--- BEGIN ---

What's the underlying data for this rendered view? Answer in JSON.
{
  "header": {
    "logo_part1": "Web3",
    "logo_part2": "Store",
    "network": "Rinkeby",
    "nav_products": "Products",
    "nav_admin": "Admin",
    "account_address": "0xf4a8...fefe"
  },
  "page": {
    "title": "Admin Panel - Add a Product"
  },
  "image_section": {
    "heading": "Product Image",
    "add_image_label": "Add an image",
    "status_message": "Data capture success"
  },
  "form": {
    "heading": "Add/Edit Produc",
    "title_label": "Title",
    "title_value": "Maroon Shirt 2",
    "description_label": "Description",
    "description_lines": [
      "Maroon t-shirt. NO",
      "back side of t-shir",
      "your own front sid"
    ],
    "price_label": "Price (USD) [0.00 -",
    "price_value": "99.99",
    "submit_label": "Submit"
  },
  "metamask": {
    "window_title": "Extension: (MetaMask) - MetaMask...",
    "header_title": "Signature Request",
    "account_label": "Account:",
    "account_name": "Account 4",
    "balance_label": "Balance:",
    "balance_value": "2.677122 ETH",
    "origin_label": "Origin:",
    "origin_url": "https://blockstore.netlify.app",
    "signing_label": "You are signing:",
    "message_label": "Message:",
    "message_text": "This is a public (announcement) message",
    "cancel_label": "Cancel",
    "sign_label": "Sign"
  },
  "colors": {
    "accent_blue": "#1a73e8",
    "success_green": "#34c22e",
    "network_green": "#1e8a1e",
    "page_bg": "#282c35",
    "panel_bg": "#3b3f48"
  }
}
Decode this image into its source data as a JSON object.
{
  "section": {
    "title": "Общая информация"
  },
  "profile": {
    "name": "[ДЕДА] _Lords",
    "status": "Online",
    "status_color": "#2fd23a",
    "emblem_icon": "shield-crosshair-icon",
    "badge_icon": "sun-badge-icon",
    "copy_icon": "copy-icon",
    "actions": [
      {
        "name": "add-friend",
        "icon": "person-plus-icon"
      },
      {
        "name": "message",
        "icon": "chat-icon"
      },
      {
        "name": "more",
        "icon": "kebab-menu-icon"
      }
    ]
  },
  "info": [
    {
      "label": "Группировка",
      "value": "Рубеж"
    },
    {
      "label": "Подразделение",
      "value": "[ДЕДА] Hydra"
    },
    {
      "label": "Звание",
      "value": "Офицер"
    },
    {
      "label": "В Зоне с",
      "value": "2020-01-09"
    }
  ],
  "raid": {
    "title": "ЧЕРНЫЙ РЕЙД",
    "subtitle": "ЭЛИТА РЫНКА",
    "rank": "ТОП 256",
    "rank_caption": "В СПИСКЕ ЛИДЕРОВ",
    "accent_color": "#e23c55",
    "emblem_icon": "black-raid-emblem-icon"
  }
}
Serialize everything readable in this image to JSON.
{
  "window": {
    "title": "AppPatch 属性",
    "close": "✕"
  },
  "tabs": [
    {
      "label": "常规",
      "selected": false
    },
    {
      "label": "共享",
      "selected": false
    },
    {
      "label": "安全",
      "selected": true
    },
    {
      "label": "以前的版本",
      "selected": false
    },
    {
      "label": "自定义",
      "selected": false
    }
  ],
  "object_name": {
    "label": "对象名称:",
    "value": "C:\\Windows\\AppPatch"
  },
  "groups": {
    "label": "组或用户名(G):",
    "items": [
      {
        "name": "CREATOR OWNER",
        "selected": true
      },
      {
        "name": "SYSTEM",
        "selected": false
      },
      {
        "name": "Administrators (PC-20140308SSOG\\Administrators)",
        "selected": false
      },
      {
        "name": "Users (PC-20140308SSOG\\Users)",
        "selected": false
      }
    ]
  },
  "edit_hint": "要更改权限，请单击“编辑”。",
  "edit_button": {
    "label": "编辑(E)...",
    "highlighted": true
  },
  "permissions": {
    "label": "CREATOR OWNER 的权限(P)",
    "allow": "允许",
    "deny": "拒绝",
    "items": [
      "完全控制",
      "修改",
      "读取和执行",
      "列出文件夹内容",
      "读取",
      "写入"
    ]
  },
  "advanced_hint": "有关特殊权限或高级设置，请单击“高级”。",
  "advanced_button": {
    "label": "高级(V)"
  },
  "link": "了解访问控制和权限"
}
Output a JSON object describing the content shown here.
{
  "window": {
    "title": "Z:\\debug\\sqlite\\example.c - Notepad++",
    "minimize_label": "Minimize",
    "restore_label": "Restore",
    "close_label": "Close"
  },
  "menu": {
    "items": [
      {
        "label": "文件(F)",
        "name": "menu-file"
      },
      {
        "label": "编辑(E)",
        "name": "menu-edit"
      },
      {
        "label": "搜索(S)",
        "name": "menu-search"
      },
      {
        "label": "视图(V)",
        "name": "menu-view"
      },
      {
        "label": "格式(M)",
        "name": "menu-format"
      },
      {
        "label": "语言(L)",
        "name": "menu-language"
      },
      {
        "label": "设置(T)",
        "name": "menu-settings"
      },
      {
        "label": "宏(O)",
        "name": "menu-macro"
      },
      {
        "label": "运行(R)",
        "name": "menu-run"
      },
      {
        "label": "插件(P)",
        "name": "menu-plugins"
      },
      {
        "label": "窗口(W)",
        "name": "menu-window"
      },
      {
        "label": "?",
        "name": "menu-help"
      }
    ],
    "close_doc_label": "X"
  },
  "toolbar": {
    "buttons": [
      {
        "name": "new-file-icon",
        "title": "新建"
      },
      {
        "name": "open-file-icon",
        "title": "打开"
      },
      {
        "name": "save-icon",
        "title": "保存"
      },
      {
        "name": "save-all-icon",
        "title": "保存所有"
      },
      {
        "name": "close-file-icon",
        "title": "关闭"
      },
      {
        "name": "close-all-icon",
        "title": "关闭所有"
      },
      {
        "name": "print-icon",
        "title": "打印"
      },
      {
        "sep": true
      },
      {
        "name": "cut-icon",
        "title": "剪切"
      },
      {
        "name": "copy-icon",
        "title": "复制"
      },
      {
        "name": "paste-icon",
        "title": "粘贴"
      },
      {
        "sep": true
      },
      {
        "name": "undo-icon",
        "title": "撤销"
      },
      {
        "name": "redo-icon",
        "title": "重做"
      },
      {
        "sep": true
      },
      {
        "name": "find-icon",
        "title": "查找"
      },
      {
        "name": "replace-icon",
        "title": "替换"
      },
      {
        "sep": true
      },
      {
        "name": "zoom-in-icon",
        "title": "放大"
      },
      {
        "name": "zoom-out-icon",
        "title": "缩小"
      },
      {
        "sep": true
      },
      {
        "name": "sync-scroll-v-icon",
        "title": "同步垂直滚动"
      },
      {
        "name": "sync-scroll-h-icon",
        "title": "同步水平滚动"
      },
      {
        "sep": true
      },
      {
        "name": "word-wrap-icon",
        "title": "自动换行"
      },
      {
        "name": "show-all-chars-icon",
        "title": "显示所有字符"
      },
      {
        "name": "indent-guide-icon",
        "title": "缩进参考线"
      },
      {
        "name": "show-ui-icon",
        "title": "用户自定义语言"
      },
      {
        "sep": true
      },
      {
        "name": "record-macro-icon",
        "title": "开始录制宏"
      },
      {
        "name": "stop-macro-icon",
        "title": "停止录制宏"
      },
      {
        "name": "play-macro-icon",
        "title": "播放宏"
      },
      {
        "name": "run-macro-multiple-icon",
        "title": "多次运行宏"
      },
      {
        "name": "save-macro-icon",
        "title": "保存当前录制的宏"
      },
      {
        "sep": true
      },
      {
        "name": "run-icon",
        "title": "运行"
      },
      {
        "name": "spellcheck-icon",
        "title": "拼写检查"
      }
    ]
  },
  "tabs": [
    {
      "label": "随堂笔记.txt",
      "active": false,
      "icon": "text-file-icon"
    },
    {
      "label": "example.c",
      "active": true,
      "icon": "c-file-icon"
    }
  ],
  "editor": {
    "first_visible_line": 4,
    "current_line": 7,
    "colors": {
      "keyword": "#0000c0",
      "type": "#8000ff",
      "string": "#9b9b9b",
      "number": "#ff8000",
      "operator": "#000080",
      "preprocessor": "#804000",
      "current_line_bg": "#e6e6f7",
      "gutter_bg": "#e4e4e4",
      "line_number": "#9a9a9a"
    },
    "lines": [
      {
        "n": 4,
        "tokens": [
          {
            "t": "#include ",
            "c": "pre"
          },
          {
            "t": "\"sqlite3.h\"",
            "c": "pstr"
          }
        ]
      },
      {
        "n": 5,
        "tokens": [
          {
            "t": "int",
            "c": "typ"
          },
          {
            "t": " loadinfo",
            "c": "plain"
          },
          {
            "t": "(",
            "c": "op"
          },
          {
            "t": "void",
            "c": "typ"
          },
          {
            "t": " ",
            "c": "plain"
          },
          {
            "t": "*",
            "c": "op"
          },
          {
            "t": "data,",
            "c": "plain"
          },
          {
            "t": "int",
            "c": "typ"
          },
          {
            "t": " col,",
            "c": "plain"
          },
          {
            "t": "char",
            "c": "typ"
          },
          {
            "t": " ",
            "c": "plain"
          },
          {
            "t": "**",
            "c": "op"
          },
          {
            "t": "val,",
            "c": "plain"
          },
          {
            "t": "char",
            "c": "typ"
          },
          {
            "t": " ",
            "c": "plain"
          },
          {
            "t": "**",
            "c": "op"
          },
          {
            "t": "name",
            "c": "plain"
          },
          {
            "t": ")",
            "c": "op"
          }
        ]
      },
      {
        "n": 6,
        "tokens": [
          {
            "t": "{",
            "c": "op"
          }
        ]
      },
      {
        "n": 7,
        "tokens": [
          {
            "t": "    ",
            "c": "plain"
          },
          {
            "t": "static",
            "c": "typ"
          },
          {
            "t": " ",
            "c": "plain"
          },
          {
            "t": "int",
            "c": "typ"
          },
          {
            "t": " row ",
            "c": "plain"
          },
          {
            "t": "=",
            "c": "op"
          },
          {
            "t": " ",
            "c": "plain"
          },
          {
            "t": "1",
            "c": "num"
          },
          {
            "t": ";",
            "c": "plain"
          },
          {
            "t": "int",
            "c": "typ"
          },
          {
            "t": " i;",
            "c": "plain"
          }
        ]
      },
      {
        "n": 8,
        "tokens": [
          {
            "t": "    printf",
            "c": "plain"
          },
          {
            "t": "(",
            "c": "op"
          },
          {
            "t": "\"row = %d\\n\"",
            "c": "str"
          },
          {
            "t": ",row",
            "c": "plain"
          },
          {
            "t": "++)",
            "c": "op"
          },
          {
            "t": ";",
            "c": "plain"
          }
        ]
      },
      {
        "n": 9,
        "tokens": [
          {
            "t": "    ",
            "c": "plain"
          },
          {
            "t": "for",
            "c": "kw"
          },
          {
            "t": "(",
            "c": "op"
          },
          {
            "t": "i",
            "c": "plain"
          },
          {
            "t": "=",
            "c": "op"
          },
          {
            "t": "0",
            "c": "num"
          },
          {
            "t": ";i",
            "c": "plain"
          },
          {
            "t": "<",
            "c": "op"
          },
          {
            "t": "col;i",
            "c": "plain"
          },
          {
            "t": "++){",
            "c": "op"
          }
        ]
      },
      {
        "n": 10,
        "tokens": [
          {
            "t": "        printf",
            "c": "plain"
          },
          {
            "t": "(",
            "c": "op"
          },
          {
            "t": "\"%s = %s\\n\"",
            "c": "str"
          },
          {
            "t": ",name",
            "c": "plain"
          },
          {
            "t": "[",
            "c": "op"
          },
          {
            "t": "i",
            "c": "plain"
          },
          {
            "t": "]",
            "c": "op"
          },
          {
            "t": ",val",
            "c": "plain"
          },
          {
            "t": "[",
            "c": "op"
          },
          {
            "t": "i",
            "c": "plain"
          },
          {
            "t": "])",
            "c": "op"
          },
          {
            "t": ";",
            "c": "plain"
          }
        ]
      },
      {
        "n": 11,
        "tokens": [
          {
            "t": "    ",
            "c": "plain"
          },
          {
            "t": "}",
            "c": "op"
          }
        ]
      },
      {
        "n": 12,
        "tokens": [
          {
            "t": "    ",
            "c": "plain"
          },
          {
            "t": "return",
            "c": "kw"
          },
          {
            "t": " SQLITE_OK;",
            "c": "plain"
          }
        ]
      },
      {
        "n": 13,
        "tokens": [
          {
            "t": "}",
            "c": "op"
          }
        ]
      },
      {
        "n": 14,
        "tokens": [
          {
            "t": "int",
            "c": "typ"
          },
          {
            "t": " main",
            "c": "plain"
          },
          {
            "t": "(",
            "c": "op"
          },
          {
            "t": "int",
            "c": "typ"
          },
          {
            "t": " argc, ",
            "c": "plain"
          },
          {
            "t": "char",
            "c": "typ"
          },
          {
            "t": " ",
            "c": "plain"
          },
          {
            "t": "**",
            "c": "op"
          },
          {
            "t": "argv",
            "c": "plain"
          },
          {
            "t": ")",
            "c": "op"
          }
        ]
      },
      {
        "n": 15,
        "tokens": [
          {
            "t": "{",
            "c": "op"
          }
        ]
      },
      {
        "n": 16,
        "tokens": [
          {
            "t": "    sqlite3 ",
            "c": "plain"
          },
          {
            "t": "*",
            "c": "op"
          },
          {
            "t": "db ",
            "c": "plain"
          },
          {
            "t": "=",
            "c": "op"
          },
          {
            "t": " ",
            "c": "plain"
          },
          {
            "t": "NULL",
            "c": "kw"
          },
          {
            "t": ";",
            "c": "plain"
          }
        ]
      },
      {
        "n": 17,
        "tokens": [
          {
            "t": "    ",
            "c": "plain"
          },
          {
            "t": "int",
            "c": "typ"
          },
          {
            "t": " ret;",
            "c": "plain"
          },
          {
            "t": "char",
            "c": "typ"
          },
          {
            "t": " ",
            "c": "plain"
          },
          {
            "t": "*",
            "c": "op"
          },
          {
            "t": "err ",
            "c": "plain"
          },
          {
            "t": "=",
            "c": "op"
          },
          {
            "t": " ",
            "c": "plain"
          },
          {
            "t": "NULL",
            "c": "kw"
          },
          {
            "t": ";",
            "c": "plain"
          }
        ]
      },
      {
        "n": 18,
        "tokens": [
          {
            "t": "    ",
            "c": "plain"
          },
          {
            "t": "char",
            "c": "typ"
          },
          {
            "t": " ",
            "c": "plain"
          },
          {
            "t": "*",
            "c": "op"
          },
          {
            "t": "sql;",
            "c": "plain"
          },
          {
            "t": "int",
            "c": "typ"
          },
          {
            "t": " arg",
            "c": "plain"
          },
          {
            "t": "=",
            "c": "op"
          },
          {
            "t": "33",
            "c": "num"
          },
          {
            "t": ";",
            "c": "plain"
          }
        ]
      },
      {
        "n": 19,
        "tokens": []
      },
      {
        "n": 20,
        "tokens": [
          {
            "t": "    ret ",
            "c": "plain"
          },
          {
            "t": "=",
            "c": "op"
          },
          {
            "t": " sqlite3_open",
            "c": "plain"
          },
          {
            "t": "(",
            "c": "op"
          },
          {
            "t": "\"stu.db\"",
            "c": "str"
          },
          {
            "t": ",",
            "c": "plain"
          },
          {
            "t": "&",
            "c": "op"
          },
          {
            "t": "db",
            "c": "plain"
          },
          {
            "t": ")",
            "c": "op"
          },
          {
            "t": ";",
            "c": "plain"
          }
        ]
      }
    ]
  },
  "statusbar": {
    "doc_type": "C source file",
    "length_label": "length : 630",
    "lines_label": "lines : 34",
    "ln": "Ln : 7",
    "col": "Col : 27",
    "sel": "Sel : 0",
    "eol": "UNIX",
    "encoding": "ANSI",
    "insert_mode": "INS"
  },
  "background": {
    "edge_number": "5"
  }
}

--- END ---

### What you will do
Lines containing the word "save" must all be returned from the material above.

### Complete output
        "name": "save-icon",
        "name": "save-all-icon",
        "name": "save-macro-icon",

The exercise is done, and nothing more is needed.